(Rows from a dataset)
++++++

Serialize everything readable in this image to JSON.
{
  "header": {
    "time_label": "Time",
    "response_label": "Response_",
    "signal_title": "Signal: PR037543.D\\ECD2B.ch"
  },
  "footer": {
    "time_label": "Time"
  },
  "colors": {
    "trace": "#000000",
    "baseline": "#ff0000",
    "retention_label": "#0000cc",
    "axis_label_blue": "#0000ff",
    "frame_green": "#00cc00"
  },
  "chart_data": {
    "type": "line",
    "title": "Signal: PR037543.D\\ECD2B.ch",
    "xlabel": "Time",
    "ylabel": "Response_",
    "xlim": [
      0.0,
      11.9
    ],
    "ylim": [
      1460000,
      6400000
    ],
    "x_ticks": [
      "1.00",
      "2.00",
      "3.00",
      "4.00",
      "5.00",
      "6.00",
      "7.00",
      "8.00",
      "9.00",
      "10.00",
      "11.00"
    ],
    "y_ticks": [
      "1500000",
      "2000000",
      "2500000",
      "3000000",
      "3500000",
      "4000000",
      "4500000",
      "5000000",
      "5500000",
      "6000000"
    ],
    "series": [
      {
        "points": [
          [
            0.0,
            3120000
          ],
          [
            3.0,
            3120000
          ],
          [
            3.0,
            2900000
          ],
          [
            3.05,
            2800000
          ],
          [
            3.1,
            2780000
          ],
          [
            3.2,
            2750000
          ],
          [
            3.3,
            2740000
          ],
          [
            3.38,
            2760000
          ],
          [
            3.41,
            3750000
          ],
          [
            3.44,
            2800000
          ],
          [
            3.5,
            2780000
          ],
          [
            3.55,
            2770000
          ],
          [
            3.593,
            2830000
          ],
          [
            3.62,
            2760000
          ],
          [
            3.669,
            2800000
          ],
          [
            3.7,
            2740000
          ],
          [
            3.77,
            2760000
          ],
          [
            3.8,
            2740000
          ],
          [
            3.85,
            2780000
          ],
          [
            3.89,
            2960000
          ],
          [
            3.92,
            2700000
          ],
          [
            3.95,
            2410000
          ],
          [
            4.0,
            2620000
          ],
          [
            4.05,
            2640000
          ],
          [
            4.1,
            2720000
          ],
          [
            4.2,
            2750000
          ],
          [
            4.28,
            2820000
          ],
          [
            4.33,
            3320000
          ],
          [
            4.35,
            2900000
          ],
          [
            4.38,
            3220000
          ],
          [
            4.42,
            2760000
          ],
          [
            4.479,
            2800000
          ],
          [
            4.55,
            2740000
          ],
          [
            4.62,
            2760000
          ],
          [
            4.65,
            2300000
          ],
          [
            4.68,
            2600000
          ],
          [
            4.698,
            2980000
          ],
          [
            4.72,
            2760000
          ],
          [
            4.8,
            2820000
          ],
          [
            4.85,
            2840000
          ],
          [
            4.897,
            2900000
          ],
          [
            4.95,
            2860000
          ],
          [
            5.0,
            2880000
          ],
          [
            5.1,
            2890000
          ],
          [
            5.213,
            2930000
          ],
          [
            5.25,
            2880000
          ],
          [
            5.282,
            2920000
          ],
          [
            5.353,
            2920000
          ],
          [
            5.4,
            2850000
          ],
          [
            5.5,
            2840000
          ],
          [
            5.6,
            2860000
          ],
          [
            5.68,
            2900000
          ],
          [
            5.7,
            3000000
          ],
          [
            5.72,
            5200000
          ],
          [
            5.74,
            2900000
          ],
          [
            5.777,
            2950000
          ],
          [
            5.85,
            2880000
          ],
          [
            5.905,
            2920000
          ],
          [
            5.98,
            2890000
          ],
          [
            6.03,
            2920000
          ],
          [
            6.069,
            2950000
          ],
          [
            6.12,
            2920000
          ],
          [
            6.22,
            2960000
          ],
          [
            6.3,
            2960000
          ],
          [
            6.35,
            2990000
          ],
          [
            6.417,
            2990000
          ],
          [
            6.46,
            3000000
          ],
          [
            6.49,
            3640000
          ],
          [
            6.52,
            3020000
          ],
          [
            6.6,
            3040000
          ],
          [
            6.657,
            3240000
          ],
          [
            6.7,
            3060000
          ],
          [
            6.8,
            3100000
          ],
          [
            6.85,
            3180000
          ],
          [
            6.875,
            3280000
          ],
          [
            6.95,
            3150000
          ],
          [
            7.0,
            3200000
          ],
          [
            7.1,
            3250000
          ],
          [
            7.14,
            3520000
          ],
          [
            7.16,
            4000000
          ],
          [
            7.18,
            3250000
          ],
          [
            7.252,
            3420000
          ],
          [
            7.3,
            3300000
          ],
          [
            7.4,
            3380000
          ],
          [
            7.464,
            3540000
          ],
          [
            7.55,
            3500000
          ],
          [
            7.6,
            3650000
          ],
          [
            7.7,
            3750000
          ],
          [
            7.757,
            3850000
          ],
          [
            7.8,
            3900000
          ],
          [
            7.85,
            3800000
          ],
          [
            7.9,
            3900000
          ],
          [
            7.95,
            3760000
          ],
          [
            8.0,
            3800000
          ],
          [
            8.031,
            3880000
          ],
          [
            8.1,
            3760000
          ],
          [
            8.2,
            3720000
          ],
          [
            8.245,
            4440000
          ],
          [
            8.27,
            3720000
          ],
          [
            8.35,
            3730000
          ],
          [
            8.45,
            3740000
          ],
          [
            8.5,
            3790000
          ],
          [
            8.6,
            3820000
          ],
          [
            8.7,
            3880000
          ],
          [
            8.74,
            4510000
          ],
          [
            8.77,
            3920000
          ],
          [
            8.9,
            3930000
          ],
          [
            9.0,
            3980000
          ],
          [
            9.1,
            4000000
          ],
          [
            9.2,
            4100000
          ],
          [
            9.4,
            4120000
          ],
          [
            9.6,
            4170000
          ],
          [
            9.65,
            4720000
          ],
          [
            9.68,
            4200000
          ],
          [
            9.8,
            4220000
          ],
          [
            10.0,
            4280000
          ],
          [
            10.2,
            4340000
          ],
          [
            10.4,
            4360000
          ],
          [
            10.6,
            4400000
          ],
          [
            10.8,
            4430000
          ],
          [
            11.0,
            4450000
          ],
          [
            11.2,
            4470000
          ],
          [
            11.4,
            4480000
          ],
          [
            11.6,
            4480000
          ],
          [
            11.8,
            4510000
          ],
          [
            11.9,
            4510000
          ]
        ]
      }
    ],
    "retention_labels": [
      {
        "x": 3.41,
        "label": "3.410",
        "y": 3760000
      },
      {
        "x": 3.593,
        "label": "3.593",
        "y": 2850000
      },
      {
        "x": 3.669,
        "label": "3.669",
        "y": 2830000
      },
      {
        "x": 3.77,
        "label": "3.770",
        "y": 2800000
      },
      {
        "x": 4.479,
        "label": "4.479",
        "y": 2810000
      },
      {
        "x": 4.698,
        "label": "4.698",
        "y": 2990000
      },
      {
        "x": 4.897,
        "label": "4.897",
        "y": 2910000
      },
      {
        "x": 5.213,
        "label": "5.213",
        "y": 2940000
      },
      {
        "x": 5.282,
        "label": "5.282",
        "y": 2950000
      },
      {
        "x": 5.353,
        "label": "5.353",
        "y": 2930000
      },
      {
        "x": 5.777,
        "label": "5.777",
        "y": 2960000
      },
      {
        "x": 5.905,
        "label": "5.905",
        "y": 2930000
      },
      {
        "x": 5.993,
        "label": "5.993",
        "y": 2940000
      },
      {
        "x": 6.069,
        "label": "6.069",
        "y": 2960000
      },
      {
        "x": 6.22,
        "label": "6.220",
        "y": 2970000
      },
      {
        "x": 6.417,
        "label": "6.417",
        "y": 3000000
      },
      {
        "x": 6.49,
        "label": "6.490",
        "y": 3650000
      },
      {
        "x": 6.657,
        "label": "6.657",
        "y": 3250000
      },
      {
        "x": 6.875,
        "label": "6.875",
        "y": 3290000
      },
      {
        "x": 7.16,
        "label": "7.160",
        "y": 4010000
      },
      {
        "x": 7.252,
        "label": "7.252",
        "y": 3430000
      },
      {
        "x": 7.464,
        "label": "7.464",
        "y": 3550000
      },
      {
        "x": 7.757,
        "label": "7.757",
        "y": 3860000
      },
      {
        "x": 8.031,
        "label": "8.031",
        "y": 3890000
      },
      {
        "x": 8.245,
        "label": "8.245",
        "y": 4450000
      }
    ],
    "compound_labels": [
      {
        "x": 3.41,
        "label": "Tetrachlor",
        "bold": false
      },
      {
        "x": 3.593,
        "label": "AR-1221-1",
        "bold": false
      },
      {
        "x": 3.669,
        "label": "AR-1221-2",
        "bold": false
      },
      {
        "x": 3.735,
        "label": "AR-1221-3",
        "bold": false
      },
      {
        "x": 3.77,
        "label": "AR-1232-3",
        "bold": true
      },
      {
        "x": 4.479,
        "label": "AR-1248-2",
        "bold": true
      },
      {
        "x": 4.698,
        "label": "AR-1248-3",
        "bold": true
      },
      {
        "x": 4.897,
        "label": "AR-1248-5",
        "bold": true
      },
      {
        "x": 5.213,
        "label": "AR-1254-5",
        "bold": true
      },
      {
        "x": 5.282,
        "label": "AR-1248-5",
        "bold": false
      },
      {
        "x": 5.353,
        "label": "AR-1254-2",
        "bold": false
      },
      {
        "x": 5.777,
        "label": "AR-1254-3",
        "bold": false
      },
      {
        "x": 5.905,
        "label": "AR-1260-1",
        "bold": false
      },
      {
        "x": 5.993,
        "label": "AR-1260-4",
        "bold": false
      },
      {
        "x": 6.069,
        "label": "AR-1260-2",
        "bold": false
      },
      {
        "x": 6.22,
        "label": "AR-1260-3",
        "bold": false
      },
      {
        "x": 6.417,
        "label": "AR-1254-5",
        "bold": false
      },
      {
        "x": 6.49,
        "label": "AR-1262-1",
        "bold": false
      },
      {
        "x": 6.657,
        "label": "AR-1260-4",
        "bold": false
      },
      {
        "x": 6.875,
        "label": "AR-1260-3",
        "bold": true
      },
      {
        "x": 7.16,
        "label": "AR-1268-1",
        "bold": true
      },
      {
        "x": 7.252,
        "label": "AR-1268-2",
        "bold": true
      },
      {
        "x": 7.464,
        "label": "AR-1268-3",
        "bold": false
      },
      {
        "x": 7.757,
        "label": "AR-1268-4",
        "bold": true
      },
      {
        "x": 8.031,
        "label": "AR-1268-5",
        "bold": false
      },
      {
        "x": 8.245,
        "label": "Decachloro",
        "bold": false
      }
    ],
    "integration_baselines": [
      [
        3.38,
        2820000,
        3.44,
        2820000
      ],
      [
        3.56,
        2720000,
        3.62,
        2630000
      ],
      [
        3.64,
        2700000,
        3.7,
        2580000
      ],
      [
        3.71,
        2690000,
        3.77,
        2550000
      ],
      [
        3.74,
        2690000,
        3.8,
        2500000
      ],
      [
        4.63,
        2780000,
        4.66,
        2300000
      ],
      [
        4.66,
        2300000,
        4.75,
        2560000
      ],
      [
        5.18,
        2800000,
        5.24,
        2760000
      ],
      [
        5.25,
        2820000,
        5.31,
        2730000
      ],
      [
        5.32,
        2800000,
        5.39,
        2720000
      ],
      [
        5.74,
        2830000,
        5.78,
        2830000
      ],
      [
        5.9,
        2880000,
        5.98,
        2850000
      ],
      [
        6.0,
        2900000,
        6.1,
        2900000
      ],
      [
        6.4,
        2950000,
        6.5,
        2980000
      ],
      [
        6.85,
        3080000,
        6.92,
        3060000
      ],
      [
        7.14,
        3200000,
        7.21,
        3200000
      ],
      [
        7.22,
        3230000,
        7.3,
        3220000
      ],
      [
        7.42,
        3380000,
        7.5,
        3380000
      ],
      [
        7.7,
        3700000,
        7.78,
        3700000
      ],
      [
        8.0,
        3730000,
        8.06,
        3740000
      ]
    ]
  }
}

++++++

• [Problem details]:
Filter out every line that lacks the word "Time", and copy the rest.

• [Written answer]:
    "time_label": "Time",
    "time_label": "Time"
    "xlabel": "Time",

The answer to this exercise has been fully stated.